- Set task: Keep only the lines that hold the string "icon", filtering out the rest of the entries below.

- Data excerpts:
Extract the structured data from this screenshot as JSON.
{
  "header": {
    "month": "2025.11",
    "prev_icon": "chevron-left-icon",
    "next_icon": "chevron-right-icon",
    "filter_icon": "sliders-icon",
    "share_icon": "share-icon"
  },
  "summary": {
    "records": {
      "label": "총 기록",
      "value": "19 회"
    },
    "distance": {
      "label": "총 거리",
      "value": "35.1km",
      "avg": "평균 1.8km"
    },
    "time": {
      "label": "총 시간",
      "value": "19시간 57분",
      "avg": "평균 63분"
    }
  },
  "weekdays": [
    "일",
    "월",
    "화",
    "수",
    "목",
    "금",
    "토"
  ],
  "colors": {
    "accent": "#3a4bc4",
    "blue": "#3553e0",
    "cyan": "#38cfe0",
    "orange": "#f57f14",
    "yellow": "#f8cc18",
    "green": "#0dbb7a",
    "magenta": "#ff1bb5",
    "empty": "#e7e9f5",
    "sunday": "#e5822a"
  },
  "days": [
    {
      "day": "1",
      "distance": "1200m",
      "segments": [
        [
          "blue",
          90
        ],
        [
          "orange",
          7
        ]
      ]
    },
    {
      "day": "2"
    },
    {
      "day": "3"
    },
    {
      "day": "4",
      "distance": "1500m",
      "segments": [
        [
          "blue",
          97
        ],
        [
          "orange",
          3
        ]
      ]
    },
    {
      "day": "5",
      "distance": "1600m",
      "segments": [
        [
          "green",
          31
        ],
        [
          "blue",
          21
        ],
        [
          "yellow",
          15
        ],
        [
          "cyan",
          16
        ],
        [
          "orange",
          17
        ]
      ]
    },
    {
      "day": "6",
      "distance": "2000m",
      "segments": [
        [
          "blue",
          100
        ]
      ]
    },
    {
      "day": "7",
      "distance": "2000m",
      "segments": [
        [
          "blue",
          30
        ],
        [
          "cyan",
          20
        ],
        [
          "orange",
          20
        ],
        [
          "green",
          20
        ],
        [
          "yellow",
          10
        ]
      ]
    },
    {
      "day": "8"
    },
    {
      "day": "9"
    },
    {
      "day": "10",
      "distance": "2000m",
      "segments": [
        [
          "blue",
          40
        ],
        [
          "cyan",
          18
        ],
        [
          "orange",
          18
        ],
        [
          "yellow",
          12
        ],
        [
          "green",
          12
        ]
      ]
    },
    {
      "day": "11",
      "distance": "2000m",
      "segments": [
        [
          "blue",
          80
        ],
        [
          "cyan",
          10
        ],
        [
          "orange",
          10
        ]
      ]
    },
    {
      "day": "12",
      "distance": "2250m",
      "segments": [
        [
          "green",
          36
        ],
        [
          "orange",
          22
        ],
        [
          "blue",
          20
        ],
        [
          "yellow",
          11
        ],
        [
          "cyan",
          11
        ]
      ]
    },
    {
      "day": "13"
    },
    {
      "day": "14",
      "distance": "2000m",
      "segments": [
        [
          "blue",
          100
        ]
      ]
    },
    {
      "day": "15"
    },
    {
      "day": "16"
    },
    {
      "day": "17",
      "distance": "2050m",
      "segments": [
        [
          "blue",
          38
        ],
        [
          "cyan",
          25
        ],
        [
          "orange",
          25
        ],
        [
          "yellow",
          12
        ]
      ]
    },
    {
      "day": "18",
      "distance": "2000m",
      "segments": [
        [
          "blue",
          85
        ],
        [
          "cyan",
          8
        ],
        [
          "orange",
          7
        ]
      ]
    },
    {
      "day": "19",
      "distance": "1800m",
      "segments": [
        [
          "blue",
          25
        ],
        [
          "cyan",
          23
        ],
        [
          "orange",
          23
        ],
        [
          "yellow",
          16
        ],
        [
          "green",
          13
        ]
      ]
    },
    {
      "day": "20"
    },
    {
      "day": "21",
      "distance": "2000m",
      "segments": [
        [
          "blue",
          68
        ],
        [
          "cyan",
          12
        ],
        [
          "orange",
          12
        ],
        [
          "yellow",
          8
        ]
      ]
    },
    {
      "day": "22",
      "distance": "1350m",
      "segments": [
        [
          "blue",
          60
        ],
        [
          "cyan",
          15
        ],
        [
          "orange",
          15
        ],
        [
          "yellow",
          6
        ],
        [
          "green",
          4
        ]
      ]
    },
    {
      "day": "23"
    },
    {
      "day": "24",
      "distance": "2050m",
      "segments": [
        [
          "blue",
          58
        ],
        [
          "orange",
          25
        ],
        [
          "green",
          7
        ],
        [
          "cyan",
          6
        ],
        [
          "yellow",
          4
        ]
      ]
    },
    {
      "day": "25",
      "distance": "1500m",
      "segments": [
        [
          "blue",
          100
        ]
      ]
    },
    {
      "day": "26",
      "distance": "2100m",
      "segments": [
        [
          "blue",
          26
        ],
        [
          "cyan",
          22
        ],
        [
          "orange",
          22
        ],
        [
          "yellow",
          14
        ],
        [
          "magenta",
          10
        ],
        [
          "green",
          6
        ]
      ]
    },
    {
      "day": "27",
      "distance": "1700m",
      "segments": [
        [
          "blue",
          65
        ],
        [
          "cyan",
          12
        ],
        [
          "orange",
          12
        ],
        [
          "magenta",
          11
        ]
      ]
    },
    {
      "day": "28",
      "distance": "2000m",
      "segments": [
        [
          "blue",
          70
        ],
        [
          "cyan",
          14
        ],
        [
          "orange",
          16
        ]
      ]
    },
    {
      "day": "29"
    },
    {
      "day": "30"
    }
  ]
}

- Solved exercise:
    "prev_icon": "chevron-left-icon",
    "next_icon": "chevron-right-icon",
    "filter_icon": "sliders-icon",
    "share_icon": "share-icon"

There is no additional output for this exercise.